### [Aim]
Scan the listing below and copy every line holding "circle".
►
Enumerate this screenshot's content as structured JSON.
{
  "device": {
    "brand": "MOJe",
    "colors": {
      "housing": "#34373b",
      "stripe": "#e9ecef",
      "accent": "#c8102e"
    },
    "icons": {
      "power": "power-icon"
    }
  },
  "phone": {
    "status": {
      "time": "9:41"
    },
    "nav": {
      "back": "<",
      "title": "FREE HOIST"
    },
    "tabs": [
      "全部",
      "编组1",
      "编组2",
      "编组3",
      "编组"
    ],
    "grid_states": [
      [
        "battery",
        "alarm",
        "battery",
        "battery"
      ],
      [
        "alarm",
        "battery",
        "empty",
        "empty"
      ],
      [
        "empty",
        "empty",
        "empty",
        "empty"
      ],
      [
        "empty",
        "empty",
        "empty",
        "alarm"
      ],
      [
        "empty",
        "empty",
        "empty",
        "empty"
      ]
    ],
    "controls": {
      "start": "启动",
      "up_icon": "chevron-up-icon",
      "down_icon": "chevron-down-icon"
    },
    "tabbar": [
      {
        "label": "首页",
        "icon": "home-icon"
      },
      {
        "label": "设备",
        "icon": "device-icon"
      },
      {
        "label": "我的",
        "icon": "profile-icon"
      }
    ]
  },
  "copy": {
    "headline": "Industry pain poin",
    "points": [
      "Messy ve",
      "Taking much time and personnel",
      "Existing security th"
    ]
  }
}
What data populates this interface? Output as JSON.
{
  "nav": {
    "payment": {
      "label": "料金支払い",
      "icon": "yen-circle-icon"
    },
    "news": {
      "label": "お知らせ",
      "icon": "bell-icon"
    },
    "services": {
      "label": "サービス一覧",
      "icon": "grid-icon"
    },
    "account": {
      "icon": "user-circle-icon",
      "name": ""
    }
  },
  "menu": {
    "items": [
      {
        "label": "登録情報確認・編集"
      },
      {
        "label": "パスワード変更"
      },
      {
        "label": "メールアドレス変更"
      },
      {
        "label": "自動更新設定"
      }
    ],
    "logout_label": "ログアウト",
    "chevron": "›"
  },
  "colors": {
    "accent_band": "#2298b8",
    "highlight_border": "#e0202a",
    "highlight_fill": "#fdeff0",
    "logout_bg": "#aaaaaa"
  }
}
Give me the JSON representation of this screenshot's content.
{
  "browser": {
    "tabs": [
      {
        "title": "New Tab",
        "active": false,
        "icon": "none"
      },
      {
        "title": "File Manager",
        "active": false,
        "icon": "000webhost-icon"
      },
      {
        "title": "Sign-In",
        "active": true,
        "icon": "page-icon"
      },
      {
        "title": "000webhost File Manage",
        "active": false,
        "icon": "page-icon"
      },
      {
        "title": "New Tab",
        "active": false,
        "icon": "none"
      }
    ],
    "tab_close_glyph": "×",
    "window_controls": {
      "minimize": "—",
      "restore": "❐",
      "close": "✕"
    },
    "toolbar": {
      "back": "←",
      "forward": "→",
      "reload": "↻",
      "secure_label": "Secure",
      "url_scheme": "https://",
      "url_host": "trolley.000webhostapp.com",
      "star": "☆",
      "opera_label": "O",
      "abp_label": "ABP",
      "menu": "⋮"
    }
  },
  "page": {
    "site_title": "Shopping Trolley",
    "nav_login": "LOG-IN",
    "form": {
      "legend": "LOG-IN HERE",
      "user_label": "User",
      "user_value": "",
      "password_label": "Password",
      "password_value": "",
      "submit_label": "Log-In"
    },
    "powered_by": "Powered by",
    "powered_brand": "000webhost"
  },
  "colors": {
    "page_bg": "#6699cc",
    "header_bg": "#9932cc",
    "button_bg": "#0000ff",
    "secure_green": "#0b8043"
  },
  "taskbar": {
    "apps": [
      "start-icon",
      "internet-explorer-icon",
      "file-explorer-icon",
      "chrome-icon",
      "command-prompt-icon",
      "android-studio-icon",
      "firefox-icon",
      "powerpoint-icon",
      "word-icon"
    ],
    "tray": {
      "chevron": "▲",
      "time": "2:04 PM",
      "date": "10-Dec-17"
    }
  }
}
◄
### [In response]
      "icon": "yen-circle-icon"
      "icon": "user-circle-icon",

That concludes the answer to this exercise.